[Source data]
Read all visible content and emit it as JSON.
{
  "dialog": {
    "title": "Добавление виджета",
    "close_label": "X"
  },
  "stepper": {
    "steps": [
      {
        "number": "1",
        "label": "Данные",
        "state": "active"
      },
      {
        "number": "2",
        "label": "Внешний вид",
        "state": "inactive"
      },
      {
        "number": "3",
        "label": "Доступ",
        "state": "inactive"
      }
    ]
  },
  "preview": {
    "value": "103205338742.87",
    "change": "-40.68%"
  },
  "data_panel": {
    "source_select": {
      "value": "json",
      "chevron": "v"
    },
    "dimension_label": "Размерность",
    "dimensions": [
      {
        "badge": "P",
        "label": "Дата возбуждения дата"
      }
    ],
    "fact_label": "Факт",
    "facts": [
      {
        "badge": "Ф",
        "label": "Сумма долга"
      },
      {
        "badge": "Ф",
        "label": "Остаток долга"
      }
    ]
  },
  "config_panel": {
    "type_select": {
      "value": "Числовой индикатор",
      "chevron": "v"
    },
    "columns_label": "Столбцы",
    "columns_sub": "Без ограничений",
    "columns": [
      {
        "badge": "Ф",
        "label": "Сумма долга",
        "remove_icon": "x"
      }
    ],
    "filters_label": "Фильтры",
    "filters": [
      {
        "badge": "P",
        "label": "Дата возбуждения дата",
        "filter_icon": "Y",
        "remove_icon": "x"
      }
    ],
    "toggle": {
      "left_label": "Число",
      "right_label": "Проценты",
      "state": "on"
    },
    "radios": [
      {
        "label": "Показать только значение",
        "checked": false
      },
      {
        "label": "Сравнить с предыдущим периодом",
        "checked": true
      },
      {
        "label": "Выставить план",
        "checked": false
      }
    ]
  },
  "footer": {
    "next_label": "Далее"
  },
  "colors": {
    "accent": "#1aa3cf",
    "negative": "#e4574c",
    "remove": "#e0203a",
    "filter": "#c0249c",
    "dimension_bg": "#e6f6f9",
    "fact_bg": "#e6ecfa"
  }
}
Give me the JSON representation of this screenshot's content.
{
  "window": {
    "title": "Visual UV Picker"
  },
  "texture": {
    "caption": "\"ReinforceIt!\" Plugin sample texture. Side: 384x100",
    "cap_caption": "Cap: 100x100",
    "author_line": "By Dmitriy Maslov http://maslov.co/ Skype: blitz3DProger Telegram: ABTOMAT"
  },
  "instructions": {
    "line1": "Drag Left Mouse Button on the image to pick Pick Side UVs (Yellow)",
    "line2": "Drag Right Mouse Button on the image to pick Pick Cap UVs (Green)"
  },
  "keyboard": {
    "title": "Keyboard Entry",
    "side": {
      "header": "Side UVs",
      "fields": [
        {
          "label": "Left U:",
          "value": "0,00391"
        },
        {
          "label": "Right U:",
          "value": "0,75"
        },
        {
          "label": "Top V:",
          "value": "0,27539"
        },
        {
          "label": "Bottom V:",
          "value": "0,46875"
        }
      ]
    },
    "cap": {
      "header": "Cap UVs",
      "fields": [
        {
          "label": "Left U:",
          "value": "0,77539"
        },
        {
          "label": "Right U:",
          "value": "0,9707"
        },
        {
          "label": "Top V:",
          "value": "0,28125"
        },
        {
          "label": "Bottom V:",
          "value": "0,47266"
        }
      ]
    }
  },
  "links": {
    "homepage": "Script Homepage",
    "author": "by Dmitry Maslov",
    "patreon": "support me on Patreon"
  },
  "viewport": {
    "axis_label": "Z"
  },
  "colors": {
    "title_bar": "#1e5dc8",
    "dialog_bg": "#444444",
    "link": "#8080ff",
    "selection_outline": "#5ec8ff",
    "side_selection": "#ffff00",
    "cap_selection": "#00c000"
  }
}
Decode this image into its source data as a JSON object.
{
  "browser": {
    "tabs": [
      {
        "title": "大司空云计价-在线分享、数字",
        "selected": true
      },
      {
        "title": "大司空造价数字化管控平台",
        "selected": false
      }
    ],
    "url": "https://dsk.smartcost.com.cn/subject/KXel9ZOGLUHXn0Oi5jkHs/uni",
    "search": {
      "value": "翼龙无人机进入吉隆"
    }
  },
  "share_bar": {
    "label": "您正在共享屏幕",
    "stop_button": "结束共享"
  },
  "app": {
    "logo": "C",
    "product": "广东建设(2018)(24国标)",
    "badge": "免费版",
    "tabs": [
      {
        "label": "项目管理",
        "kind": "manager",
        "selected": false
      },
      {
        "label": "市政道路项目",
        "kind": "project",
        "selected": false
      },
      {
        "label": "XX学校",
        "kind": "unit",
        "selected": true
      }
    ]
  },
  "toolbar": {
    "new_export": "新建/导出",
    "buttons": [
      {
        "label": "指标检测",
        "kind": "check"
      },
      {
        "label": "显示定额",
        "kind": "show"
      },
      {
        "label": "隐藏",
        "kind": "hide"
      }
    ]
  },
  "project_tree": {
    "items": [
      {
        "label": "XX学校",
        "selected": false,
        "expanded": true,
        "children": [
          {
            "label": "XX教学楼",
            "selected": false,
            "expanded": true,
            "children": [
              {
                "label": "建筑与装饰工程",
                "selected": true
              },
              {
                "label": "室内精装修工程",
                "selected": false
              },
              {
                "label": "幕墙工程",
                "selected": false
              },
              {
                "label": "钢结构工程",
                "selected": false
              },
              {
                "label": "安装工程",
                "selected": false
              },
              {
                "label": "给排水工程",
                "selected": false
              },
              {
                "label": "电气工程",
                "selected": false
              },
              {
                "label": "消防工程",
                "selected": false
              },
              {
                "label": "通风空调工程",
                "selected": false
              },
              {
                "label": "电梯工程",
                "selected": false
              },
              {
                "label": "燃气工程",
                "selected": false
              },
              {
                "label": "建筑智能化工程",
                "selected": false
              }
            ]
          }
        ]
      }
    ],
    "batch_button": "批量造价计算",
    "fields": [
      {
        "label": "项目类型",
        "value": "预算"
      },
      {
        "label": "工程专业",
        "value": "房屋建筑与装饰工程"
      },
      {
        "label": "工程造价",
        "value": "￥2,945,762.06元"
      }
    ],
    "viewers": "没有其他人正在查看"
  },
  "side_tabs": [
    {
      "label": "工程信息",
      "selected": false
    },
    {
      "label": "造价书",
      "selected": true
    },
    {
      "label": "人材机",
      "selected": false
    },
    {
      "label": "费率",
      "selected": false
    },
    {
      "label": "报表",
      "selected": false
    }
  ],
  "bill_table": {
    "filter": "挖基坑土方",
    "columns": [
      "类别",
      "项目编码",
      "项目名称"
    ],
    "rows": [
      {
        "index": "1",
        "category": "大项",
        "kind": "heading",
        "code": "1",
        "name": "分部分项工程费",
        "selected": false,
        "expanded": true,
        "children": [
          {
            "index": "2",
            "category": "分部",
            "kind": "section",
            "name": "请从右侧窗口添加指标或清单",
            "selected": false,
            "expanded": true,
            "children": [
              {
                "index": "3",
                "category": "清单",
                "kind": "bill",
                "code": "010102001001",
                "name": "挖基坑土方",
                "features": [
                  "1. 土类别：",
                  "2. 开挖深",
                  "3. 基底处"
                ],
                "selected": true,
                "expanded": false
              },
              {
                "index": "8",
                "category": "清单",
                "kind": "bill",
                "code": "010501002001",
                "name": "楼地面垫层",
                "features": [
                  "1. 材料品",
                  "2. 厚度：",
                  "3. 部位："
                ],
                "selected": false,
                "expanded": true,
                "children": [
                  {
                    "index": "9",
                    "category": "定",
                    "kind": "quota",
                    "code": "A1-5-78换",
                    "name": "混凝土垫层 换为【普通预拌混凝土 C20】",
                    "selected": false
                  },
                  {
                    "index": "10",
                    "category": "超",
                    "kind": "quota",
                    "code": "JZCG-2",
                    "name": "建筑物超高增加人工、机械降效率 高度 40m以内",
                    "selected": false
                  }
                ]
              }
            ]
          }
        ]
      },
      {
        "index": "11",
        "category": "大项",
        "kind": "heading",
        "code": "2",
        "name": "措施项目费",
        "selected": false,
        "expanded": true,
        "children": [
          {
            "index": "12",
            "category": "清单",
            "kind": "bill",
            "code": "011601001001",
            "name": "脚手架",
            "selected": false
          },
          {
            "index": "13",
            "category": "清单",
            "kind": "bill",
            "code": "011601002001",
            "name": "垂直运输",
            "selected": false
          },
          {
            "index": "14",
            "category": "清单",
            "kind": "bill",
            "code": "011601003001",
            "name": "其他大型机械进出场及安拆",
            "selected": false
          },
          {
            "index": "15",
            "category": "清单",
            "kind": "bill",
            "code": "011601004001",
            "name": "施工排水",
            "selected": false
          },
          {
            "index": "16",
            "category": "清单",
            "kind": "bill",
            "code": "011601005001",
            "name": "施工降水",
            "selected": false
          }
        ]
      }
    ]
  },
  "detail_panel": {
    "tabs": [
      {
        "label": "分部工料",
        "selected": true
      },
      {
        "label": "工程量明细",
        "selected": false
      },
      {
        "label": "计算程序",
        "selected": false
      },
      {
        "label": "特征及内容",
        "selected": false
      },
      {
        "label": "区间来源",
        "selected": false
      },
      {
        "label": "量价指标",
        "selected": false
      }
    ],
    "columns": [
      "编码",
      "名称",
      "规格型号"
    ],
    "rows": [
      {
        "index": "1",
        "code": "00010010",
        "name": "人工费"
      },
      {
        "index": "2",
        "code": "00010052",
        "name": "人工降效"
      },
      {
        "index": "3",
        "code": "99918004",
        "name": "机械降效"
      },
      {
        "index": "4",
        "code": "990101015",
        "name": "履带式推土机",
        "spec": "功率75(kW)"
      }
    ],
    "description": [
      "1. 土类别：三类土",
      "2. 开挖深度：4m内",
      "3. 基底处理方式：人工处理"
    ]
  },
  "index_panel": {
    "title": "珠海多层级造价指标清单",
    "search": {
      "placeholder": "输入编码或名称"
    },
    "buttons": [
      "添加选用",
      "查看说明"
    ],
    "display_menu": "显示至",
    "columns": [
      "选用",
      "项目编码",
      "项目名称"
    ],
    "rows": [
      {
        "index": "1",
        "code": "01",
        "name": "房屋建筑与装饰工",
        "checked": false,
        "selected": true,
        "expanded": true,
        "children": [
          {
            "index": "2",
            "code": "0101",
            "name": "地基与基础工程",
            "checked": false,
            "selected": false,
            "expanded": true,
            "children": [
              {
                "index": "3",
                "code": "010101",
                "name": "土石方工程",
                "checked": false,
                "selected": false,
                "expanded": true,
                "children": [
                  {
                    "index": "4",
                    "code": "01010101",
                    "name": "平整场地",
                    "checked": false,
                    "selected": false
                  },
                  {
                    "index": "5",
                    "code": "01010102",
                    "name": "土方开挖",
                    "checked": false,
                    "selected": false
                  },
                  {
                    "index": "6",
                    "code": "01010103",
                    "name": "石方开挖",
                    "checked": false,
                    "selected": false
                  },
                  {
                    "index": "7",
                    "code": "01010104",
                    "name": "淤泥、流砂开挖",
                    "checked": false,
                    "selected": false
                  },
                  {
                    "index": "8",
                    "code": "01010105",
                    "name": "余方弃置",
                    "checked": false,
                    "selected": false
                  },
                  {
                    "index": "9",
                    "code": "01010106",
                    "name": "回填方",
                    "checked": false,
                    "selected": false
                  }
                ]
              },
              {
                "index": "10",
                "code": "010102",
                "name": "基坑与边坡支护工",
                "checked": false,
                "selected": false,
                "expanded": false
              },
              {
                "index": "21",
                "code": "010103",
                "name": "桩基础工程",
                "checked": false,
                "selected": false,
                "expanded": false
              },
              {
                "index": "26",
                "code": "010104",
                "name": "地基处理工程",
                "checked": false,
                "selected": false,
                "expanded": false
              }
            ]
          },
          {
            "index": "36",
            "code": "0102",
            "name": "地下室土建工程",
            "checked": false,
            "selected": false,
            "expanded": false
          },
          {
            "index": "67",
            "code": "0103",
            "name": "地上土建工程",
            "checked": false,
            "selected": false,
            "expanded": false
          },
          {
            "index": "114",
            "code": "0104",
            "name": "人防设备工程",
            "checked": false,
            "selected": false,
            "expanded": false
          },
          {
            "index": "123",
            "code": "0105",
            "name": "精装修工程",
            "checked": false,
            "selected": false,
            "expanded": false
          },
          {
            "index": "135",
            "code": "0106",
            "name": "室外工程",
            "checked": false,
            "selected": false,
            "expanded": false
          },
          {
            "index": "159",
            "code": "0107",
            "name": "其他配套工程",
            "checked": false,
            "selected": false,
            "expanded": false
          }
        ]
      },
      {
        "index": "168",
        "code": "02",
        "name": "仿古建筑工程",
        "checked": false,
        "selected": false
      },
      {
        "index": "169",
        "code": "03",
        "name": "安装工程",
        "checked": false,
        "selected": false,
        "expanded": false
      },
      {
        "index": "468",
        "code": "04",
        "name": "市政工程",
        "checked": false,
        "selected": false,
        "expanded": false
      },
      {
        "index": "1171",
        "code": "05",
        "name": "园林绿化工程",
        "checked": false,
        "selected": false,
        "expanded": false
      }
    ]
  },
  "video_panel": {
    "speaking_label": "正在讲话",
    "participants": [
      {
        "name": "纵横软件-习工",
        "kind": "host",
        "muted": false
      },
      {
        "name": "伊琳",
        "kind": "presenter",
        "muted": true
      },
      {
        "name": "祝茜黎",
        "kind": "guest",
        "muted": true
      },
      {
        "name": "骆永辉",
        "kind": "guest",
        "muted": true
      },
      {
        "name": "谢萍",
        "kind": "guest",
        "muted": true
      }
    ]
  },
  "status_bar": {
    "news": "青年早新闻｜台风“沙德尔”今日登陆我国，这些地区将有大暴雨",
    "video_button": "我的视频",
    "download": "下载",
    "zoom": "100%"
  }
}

TASK
Of all the lines in the listing above, how many include "Сумма"? Write only the number.

WRITTEN ANSWER
2